Records from a dataset
==========
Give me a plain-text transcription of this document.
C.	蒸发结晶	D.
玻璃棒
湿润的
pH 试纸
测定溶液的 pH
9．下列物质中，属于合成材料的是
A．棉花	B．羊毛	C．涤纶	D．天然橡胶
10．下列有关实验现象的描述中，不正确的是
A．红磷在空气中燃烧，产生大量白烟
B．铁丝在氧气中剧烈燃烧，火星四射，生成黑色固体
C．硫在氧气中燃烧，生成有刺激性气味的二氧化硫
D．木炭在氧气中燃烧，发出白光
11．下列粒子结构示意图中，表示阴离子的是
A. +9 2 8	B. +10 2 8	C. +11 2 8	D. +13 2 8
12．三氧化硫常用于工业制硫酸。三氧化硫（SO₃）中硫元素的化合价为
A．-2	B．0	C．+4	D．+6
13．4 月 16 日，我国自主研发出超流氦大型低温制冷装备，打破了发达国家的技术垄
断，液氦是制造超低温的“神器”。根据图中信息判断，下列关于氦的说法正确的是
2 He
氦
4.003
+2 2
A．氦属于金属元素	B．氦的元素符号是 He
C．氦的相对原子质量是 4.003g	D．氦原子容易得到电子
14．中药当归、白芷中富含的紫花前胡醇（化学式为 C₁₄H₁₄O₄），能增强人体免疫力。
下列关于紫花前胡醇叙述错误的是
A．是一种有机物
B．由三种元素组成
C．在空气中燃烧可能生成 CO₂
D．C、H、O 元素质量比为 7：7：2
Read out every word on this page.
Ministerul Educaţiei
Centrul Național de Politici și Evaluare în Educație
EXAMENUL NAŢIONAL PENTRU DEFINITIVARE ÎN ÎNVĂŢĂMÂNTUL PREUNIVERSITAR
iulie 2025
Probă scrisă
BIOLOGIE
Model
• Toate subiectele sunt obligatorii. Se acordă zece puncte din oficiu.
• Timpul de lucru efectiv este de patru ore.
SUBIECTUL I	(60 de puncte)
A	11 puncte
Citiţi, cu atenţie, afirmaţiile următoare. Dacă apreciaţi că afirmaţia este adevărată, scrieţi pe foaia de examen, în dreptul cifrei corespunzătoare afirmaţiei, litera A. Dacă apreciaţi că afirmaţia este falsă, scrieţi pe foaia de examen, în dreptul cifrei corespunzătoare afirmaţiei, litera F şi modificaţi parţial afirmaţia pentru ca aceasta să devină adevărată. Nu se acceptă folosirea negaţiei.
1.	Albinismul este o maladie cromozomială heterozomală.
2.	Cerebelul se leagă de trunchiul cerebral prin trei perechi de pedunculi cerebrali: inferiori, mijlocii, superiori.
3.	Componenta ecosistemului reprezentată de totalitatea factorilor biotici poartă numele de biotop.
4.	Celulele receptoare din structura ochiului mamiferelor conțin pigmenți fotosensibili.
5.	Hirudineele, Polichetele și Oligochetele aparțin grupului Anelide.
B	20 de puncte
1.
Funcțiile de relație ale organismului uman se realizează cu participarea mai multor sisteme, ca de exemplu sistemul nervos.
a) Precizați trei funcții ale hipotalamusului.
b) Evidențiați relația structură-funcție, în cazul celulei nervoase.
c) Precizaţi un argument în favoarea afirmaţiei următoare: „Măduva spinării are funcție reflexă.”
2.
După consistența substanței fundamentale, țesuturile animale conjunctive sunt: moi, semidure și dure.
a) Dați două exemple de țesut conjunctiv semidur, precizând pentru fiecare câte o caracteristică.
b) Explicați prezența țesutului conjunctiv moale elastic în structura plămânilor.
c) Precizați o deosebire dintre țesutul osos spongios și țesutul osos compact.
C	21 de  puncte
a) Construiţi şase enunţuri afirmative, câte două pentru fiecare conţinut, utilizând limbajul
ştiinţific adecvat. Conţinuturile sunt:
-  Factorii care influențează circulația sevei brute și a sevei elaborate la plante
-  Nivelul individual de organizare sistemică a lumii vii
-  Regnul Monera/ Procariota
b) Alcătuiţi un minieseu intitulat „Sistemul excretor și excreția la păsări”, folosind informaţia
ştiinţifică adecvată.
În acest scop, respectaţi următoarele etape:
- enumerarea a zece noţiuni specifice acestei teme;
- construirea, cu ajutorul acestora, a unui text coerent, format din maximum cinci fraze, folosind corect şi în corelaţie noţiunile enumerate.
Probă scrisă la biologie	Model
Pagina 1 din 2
==========
◆ Written instruction: From the records above, extract every entry verbatim.

◆ Finished task:
Give me a plain-text transcription of this document.
C.	蒸发结晶	D.
玻璃棒
湿润的
pH 试纸
测定溶液的 pH
9．下列物质中，属于合成材料的是
A．棉花	B．羊毛	C．涤纶	D．天然橡胶
10．下列有关实验现象的描述中，不正确的是
A．红磷在空气中燃烧，产生大量白烟
B．铁丝在氧气中剧烈燃烧，火星四射，生成黑色固体
C．硫在氧气中燃烧，生成有刺激性气味的二氧化硫
D．木炭在氧气中燃烧，发出白光
11．下列粒子结构示意图中，表示阴离子的是
A. +9 2 8	B. +10 2 8	C. +11 2 8	D. +13 2 8
12．三氧化硫常用于工业制硫酸。三氧化硫（SO₃）中硫元素的化合价为
A．-2	B．0	C．+4	D．+6
13．4 月 16 日，我国自主研发出超流氦大型低温制冷装备，打破了发达国家的技术垄
断，液氦是制造超低温的“神器”。根据图中信息判断，下列关于氦的说法正确的是
2 He
氦
4.003
+2 2
A．氦属于金属元素	B．氦的元素符号是 He
C．氦的相对原子质量是 4.003g	D．氦原子容易得到电子
14．中药当归、白芷中富含的紫花前胡醇（化学式为 C₁₄H₁₄O₄），能增强人体免疫力。
下列关于紫花前胡醇叙述错误的是
A．是一种有机物
B．由三种元素组成
C．在空气中燃烧可能生成 CO₂
D．C、H、O 元素质量比为 7：7：2
Read out every word on this page.
Ministerul Educaţiei
Centrul Național de Politici și Evaluare în Educație
EXAMENUL NAŢIONAL PENTRU DEFINITIVARE ÎN ÎNVĂŢĂMÂNTUL PREUNIVERSITAR
iulie 2025
Probă scrisă
BIOLOGIE
Model
• Toate subiectele sunt obligatorii. Se acordă zece puncte din oficiu.
• Timpul de lucru efectiv este de patru ore.
SUBIECTUL I	(60 de puncte)
A	11 puncte
Citiţi, cu atenţie, afirmaţiile următoare. Dacă apreciaţi că afirmaţia este adevărată, scrieţi pe foaia de examen, în dreptul cifrei corespunzătoare afirmaţiei, litera A. Dacă apreciaţi că afirmaţia este falsă, scrieţi pe foaia de examen, în dreptul cifrei corespunzătoare afirmaţiei, litera F şi modificaţi parţial afirmaţia pentru ca aceasta să devină adevărată. Nu se acceptă folosirea negaţiei.
1.	Albinismul este o maladie cromozomială heterozomală.
2.	Cerebelul se leagă de trunchiul cerebral prin trei perechi de pedunculi cerebrali: inferiori, mijlocii, superiori.
3.	Componenta ecosistemului reprezentată de totalitatea factorilor biotici poartă numele de biotop.
4.	Celulele receptoare din structura ochiului mamiferelor conțin pigmenți fotosensibili.
5.	Hirudineele, Polichetele și Oligochetele aparțin grupului Anelide.
B	20 de puncte
1.
Funcțiile de relație ale organismului uman se realizează cu participarea mai multor sisteme, ca de exemplu sistemul nervos.
a) Precizați trei funcții ale hipotalamusului.
b) Evidențiați relația structură-funcție, în cazul celulei nervoase.
c) Precizaţi un argument în favoarea afirmaţiei următoare: „Măduva spinării are funcție reflexă.”
2.
După consistența substanței fundamentale, țesuturile animale conjunctive sunt: moi, semidure și dure.
a) Dați două exemple de țesut conjunctiv semidur, precizând pentru fiecare câte o caracteristică.
b) Explicați prezența țesutului conjunctiv moale elastic în structura plămânilor.
c) Precizați o deosebire dintre țesutul osos spongios și țesutul osos compact.
C	21 de  puncte
a) Construiţi şase enunţuri afirmative, câte două pentru fiecare conţinut, utilizând limbajul
ştiinţific adecvat. Conţinuturile sunt:
-  Factorii care influențează circulația sevei brute și a sevei elaborate la plante
-  Nivelul individual de organizare sistemică a lumii vii
-  Regnul Monera/ Procariota
b) Alcătuiţi un minieseu intitulat „Sistemul excretor și excreția la păsări”, folosind informaţia
ştiinţifică adecvată.
În acest scop, respectaţi următoarele etape:
- enumerarea a zece noţiuni specifice acestei teme;
- construirea, cu ajutorul acestora, a unui text coerent, format din maximum cinci fraze, folosind corect şi în corelaţie noţiunile enumerate.
Probă scrisă la biologie	Model
Pagina 1 din 2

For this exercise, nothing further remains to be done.